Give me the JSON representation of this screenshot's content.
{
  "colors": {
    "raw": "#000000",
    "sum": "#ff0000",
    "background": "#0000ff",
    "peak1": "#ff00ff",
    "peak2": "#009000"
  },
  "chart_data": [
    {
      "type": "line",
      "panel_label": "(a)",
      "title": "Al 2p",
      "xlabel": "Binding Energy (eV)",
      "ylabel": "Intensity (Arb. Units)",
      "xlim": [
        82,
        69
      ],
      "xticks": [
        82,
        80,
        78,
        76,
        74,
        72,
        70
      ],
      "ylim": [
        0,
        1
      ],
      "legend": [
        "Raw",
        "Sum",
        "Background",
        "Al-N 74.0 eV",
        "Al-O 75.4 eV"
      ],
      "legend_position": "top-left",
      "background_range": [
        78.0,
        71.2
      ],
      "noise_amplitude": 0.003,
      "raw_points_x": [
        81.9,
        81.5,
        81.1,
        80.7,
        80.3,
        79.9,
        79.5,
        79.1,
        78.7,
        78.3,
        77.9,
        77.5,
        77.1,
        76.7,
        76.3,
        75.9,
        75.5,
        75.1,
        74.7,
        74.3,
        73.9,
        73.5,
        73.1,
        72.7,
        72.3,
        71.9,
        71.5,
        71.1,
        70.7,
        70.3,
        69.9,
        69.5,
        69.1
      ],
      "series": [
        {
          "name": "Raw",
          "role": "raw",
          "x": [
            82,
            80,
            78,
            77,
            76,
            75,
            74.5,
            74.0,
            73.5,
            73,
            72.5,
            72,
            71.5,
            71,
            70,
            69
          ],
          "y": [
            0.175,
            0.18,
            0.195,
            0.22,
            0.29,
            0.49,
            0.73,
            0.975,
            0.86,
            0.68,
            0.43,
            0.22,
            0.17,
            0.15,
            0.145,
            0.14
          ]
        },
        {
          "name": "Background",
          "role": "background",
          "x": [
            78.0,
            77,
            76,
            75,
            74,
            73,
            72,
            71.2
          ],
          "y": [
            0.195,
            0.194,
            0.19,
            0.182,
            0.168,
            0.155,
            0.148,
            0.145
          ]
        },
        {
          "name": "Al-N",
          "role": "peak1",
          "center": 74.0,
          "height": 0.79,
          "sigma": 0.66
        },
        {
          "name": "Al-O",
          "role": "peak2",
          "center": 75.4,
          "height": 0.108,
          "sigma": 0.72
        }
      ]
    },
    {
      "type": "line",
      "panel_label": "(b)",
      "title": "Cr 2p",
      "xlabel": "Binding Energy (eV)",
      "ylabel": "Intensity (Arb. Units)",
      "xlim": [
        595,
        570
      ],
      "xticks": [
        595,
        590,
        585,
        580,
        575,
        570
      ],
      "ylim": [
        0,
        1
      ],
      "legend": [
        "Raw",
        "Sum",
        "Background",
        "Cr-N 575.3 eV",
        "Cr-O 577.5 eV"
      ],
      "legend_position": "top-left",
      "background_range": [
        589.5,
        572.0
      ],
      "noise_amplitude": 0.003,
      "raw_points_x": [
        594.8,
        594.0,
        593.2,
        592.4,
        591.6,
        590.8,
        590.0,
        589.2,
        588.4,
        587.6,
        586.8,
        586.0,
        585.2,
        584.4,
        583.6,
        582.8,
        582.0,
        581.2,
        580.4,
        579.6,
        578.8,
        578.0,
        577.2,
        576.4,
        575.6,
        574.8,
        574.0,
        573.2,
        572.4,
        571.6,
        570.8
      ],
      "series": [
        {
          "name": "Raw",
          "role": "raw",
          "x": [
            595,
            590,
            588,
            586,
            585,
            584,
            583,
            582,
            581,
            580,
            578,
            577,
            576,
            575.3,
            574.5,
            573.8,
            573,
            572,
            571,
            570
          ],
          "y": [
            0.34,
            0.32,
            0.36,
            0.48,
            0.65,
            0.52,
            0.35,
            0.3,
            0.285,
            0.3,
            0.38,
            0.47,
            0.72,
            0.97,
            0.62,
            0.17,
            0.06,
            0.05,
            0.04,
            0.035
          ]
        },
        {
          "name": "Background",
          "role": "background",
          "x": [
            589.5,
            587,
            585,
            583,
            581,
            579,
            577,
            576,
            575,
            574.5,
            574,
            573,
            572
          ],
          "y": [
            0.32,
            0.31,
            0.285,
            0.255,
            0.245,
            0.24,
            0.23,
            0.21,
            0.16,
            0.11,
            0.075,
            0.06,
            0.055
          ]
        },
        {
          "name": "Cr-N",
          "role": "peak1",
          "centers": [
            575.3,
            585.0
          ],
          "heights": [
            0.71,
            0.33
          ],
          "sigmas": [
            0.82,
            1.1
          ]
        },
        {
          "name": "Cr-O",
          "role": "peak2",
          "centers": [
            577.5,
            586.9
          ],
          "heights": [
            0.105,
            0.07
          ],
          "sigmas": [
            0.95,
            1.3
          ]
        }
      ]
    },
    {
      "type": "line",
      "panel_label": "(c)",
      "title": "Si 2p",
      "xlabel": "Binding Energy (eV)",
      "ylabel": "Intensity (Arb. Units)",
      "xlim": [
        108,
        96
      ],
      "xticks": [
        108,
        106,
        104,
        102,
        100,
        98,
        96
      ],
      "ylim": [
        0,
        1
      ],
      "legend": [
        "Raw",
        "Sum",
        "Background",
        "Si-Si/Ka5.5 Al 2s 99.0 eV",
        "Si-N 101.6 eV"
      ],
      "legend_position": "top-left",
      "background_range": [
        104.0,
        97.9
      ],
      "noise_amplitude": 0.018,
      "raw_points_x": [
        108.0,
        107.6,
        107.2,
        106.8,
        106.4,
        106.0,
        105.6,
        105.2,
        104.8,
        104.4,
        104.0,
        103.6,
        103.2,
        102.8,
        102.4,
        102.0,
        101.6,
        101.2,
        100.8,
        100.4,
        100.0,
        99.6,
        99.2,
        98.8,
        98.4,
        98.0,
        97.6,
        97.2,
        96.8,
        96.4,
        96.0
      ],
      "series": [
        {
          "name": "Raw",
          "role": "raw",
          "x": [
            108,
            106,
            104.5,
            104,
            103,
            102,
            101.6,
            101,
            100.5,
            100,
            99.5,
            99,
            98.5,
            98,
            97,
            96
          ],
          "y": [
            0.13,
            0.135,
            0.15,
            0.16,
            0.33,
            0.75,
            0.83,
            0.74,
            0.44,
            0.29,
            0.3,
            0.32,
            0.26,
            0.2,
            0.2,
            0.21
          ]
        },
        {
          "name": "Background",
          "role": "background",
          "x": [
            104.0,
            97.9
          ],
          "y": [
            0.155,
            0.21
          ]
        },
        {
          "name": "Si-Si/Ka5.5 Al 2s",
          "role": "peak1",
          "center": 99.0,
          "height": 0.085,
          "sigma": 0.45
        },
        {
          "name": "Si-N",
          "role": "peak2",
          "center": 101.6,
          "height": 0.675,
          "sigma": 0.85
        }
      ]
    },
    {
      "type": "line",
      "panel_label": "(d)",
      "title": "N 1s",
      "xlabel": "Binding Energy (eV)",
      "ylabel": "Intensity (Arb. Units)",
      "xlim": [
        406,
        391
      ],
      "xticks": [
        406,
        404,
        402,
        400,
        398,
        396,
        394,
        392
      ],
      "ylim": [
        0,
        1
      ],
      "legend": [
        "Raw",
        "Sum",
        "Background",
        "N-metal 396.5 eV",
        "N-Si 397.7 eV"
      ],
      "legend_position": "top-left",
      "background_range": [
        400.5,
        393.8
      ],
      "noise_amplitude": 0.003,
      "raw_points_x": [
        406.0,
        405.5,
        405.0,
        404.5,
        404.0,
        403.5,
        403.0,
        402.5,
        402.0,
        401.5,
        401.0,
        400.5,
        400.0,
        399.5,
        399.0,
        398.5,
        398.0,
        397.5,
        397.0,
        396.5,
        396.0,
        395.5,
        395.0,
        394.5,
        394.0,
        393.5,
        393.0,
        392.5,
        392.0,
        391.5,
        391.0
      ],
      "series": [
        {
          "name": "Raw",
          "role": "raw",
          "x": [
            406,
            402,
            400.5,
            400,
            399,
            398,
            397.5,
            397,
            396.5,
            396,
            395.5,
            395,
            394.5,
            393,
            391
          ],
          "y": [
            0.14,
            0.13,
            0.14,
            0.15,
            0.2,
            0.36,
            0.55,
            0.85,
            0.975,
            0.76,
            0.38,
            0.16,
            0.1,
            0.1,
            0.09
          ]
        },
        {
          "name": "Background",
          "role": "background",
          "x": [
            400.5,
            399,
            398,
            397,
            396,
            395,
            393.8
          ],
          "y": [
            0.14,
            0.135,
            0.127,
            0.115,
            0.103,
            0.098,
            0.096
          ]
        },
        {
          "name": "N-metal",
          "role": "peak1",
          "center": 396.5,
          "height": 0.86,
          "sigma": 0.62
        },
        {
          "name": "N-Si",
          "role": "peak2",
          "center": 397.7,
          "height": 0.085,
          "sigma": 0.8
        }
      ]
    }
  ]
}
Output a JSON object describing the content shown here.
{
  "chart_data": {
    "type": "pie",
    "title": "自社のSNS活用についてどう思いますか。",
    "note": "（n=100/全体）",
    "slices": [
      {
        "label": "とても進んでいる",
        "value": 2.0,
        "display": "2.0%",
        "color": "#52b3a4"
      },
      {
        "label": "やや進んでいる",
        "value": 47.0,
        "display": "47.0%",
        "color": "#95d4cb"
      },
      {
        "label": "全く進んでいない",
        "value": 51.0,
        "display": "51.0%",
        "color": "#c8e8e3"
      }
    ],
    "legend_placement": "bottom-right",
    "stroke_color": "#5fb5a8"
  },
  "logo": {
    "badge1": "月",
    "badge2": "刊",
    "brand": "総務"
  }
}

##############################

What is expected
Extract the lines above from the one containing "Output a JSON" to the last line, both included, exactly as written.

Answer to this exercise
Output a JSON object describing the content shown here.
{
  "chart_data": {
    "type": "pie",
    "title": "自社のSNS活用についてどう思いますか。",
    "note": "（n=100/全体）",
    "slices": [
      {
        "label": "とても進んでいる",
        "value": 2.0,
        "display": "2.0%",
        "color": "#52b3a4"
      },
      {
        "label": "やや進んでいる",
        "value": 47.0,
        "display": "47.0%",
        "color": "#95d4cb"
      },
      {
        "label": "全く進んでいない",
        "value": 51.0,
        "display": "51.0%",
        "color": "#c8e8e3"
      }
    ],
    "legend_placement": "bottom-right",
    "stroke_color": "#5fb5a8"
  },
  "logo": {
    "badge1": "月",
    "badge2": "刊",
    "brand": "総務"
  }
}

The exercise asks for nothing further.